**FRAGMENTO SELECCIONADO**
En los nativos de Escorpio ocurre una curiosa paradoja.
A pesar de ser personas orientadas a la razón y a la lógica,
el tema principal de sus pensamientos es el mundo de las emociones.
Esto les permite observar mucho más profundamente las relaciones
humanas, dotándolos de una penetración psicológica
notable. Cuando se entrega a una emoción lo hacen de forma
intensa y honesta, sin embargo el miedo a ser abandonados o a cualquier
otra forma de sufrimiento emocional puede impulsarlos a actuar de
forma posesiva.
Los Escorpio equilibrados poseen una gran capacidad para vivir bien
y generar bienestar a su alrededor. Saben ver los problemas desde
distintas perspectivas y elegir aquellas que aportan alguna solución,
esto les permite resolver de forma creativa las situaciones que se
les presentan. Del mismo modo son capaces de una gran entrega y solidaridad.

**COMPRUEBA TU COMPRENSIÓN**
1) Reescribe como lista el párrafo del fragmento sobre Escorpio que empieza con "Los Escorpio equilibrados", conservando sus datos principales.
2) Transcribe del fragmento sobre Escorpio todo lo que va desde "A pesar de ser" hasta "entrega y solidaridad.".
3) Según el fragmento sobre Escorpio, ¿qué puede impulsar a sus nativos a actuar de forma posesiva?

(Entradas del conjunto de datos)
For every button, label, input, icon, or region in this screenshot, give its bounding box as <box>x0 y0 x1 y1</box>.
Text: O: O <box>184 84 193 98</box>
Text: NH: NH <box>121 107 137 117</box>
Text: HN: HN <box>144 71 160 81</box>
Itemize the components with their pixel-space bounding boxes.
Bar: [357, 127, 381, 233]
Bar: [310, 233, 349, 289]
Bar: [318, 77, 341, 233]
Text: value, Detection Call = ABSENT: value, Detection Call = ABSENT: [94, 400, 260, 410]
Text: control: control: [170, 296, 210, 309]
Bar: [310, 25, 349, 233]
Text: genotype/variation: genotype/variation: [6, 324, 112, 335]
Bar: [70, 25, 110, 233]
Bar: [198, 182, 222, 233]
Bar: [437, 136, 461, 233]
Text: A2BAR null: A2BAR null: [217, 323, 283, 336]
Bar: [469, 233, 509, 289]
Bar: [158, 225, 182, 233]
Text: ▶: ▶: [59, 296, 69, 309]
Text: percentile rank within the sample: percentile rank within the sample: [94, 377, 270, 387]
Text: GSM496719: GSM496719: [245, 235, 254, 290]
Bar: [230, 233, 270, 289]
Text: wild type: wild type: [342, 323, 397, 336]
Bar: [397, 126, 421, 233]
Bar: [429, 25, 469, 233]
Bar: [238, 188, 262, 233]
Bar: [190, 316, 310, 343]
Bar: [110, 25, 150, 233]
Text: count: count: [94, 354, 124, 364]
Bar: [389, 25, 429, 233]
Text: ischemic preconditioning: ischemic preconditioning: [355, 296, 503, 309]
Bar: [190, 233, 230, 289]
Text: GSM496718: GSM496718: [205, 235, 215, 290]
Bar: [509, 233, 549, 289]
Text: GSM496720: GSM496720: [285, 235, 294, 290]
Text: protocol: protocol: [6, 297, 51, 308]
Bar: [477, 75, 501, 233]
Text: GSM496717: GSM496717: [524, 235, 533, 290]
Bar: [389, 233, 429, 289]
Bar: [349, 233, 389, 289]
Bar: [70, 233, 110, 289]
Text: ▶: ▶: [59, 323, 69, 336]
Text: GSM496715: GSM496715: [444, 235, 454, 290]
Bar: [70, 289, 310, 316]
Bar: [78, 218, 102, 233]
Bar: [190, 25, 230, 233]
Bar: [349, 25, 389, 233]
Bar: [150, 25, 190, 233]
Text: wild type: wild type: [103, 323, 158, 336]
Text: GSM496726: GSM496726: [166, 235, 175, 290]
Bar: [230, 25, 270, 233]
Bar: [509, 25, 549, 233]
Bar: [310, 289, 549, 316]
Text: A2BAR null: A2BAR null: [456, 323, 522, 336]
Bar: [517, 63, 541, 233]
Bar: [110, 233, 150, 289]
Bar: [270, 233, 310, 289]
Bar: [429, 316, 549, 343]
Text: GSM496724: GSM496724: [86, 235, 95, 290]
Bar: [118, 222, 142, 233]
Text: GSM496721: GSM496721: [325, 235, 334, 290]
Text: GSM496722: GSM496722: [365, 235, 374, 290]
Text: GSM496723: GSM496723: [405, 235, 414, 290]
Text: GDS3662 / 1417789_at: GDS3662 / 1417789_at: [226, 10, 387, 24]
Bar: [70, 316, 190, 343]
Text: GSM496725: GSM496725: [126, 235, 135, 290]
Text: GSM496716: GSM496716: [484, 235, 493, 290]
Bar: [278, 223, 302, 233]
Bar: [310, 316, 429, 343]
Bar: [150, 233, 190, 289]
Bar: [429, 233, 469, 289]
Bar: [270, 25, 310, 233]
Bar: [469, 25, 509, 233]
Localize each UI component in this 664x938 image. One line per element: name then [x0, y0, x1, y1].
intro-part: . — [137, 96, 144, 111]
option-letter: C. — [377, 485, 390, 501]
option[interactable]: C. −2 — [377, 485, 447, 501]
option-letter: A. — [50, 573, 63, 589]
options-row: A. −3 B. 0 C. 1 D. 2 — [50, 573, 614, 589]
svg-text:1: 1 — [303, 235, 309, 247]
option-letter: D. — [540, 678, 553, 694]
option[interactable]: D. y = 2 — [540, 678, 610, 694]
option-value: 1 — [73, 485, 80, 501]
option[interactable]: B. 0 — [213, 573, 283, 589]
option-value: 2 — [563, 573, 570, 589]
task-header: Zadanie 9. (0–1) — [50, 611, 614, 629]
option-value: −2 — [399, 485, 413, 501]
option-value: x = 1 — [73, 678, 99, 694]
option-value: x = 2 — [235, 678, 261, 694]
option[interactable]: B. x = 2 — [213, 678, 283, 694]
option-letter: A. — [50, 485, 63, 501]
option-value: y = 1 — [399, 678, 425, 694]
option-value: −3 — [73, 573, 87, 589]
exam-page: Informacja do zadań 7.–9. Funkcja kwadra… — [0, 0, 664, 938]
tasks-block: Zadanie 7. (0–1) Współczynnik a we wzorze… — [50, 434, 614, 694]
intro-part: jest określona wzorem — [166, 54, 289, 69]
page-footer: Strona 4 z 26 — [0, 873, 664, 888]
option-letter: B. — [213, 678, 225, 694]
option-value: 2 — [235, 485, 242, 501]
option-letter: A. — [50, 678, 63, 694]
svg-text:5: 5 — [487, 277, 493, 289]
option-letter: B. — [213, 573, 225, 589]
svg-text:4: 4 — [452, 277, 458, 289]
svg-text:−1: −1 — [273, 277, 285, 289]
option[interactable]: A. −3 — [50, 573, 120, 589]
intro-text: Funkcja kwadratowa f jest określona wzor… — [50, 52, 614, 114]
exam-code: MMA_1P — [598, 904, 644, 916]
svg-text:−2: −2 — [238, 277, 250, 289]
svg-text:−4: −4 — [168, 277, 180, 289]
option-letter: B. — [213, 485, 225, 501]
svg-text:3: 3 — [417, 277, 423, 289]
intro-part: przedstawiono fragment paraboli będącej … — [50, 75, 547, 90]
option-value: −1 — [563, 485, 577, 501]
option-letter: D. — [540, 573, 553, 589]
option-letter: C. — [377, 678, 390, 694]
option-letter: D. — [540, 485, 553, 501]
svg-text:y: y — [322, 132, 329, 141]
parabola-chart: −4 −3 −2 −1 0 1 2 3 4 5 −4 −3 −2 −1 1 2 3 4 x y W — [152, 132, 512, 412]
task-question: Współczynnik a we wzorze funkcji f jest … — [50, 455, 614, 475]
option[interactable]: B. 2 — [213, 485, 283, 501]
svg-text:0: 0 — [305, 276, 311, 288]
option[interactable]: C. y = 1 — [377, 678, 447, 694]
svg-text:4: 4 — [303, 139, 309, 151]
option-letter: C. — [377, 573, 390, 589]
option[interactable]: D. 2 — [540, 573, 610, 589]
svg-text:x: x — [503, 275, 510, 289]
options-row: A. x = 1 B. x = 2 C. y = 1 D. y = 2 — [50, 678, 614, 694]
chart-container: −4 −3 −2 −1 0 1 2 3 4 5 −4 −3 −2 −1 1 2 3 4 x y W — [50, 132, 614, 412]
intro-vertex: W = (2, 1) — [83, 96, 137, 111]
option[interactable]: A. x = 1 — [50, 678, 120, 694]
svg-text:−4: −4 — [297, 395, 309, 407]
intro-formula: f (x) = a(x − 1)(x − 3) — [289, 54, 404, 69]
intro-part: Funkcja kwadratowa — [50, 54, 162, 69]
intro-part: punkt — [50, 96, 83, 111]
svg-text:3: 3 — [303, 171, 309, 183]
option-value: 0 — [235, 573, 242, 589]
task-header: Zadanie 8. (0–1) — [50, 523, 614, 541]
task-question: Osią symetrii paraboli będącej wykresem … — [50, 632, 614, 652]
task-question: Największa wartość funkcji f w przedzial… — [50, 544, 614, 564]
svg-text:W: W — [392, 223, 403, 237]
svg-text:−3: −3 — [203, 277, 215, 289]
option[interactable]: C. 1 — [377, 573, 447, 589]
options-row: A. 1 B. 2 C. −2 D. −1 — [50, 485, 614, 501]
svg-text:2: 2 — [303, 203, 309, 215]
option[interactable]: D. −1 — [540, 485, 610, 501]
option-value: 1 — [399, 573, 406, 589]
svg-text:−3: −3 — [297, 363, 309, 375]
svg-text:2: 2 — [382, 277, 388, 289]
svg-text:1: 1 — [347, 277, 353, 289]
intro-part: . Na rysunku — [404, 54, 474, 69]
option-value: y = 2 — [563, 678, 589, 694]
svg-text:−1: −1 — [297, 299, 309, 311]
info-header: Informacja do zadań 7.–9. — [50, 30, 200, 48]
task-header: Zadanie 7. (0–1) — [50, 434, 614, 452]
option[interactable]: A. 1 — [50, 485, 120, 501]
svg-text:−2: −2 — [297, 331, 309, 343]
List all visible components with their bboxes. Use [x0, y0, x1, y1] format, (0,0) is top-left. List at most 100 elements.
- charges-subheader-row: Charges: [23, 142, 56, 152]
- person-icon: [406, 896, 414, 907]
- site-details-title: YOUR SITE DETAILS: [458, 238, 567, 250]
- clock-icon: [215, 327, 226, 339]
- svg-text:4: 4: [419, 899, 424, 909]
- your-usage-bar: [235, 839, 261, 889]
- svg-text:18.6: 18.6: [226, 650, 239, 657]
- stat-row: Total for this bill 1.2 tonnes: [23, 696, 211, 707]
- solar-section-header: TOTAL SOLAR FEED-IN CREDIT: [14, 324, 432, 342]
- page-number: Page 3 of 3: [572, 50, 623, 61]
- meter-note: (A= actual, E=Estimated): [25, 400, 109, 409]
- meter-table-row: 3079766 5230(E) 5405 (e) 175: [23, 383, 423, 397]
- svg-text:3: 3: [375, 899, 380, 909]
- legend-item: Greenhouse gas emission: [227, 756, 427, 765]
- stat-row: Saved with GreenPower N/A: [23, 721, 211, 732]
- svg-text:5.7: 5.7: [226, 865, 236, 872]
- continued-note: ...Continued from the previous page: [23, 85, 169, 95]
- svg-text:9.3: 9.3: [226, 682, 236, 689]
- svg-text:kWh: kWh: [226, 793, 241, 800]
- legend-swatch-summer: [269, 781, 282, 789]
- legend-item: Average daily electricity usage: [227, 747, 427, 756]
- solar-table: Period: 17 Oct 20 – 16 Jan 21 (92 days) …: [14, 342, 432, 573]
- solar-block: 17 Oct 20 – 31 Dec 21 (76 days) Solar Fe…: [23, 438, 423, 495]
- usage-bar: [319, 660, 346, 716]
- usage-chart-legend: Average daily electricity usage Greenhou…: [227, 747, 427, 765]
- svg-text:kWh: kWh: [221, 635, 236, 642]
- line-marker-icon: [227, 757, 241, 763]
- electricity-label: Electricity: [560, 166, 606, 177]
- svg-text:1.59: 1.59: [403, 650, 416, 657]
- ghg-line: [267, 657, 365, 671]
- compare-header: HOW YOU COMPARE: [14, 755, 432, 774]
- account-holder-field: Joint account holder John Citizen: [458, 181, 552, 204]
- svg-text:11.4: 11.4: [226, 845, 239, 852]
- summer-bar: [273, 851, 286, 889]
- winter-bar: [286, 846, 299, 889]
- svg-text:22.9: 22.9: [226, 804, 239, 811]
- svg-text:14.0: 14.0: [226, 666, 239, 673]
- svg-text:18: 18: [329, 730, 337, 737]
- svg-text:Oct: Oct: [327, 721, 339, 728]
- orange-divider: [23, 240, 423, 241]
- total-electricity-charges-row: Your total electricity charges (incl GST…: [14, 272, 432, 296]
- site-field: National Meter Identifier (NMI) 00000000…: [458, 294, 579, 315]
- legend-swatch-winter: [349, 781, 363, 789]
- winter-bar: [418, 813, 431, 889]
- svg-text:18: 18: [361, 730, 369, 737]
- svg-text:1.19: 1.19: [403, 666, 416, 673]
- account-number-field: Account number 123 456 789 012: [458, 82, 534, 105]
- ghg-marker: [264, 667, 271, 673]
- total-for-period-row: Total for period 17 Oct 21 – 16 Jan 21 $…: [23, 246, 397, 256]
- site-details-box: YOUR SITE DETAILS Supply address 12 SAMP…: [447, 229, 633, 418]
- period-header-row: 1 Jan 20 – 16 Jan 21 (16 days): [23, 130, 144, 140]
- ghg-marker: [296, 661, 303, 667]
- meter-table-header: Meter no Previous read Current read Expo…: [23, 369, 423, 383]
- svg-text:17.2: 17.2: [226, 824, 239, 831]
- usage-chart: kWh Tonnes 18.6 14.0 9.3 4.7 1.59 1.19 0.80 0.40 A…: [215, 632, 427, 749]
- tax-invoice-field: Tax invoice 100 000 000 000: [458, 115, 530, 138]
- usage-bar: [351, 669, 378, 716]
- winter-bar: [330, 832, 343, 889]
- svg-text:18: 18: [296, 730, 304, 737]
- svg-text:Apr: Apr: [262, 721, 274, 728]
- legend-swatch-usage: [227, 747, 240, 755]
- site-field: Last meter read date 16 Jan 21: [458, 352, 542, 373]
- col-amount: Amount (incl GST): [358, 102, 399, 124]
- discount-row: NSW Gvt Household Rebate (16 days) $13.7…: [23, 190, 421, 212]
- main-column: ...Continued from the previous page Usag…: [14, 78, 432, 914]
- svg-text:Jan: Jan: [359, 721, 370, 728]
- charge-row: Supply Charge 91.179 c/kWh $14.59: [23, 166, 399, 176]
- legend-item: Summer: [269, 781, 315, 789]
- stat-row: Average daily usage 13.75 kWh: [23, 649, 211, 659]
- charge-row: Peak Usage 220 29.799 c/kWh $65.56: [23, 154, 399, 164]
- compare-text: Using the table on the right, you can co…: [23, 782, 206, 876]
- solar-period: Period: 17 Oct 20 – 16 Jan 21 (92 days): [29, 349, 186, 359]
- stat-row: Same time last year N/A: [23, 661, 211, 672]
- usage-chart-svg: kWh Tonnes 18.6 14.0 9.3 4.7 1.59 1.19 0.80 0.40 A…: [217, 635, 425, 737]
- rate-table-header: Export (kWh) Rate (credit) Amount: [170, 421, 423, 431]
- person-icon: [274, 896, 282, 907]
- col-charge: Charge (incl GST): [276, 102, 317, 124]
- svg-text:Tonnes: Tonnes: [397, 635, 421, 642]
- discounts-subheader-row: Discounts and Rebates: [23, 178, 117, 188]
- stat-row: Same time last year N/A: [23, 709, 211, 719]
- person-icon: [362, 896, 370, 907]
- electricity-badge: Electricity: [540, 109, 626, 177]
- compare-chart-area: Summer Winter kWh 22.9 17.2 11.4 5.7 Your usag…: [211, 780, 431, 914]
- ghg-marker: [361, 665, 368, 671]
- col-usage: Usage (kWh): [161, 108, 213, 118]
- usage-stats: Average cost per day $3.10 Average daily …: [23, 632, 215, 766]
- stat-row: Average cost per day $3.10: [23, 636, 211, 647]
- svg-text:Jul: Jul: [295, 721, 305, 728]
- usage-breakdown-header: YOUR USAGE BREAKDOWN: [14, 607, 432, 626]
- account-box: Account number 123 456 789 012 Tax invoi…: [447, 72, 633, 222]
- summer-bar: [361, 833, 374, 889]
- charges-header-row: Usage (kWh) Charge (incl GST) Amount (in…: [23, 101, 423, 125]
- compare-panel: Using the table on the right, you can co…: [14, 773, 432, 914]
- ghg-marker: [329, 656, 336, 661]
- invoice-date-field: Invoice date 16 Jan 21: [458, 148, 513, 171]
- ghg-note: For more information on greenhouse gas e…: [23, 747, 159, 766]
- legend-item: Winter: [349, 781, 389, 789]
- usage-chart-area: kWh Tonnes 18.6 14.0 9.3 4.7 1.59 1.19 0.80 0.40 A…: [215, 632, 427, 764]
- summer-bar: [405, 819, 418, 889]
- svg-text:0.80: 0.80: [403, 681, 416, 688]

**PROBLEMAS RESUELTOS**
1)
- Tienen una gran capacidad para vivir bien y generar bienestar a su alrededor.
- Ven los problemas desde distintas perspectivas y eligen las que aportan alguna solución.
- Esto les permite resolver de forma creativa las situaciones que se les presentan.
- Son capaces de una gran entrega y solidaridad.

2)
A pesar de ser personas orientadas a la razón y a la lógica,
el tema principal de sus pensamientos es el mundo de las emociones.
Esto les permite observar mucho más profundamente las relaciones
humanas, dotándolos de una penetración psicológica
notable. Cuando se entrega a una emoción lo hacen de forma
intensa y honesta, sin embargo el miedo a ser abandonados o a cualquier
otra forma de sufrimiento emocional puede impulsarlos a actuar de
forma posesiva.
Los Escorpio equilibrados poseen una gran capacidad para vivir bien
y generar bienestar a su alrededor. Saben ver los problemas desde
distintas perspectivas y elegir aquellas que aportan alguna solución,
esto les permite resolver de forma creativa las situaciones que se
les presentan. Del mismo modo son capaces de una gran entrega y solidaridad.

3) El miedo a ser abandonados o a cualquier otra forma de sufrimiento emocional.